>> start

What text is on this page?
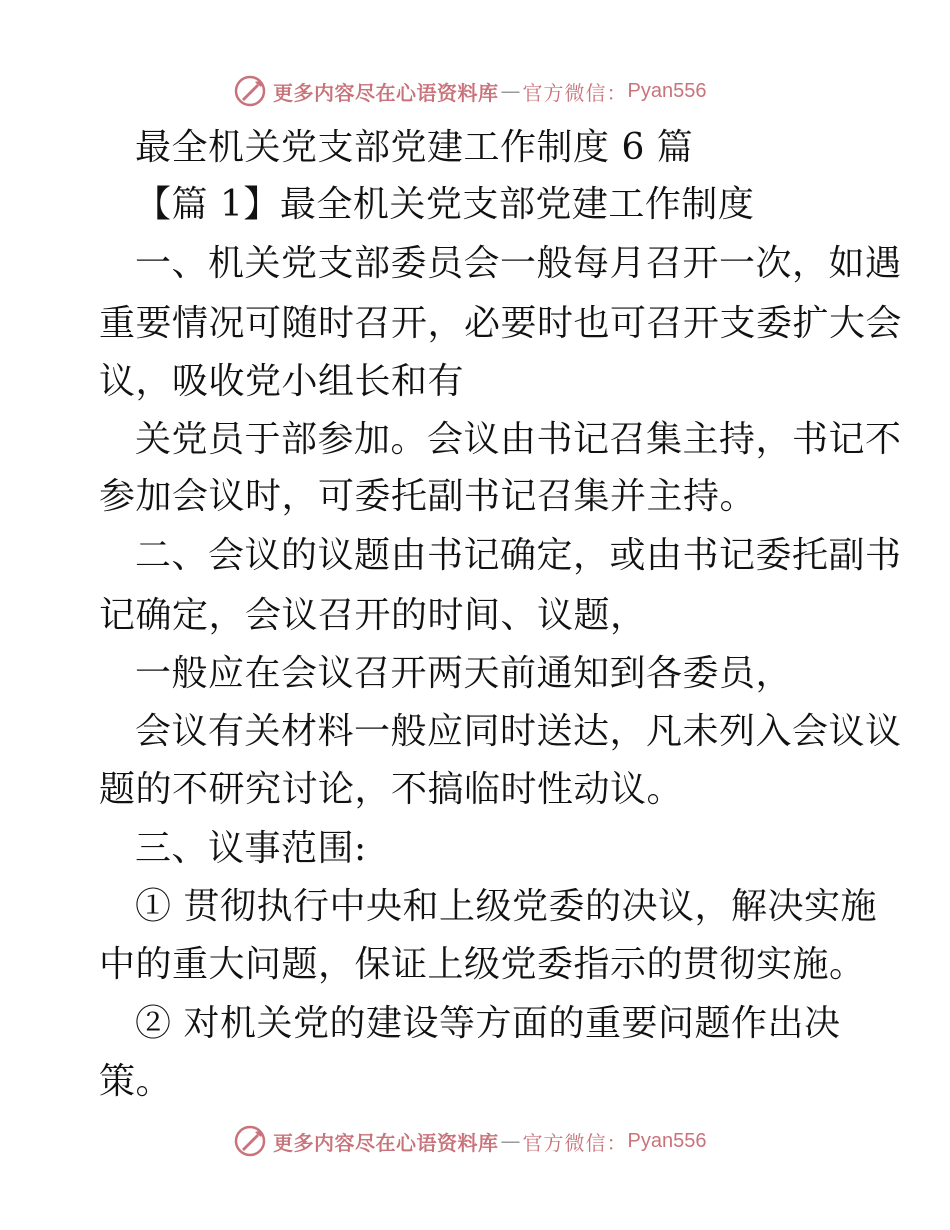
更多内容尽在心语资料库 — 官方微信： Pyan556
最全机关党支部党建工作制度 6 篇
【篇 1】最全机关党支部党建工作制度
一、机关党支部委员会一般每月召开一次，如遇
重要情况可随时召开，必要时也可召开支委扩大会
议，吸收党小组长和有
关党员于部参加。会议由书记召集主持，书记不
参加会议时，可委托副书记召集并主持。
二、会议的议题由书记确定，或由书记委托副书
记确定，会议召开的时间、议题，
一般应在会议召开两天前通知到各委员，
会议有关材料一般应同时送达，凡未列入会议议
题的不研究讨论，不搞临时性动议。
三、议事范围:
① 贯彻执行中央和上级党委的决议，解决实施
中的重大问题，保证上级党委指示的贯彻实施。
② 对机关党的建设等方面的重要问题作出决
策。
更多内容尽在心语资料库 — 官方微信： Pyan556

>> end

_What this task involves_: Repeat the material above word for word and skip every image in it.

_Answer to the problem_:
What text is on this page?
更多内容尽在心语资料库 — 官方微信： Pyan556
最全机关党支部党建工作制度 6 篇
【篇 1】最全机关党支部党建工作制度
一、机关党支部委员会一般每月召开一次，如遇
重要情况可随时召开，必要时也可召开支委扩大会
议，吸收党小组长和有
关党员于部参加。会议由书记召集主持，书记不
参加会议时，可委托副书记召集并主持。
二、会议的议题由书记确定，或由书记委托副书
记确定，会议召开的时间、议题，
一般应在会议召开两天前通知到各委员，
会议有关材料一般应同时送达，凡未列入会议议
题的不研究讨论，不搞临时性动议。
三、议事范围:
① 贯彻执行中央和上级党委的决议，解决实施
中的重大问题，保证上级党委指示的贯彻实施。
② 对机关党的建设等方面的重要问题作出决
策。
更多内容尽在心语资料库 — 官方微信： Pyan556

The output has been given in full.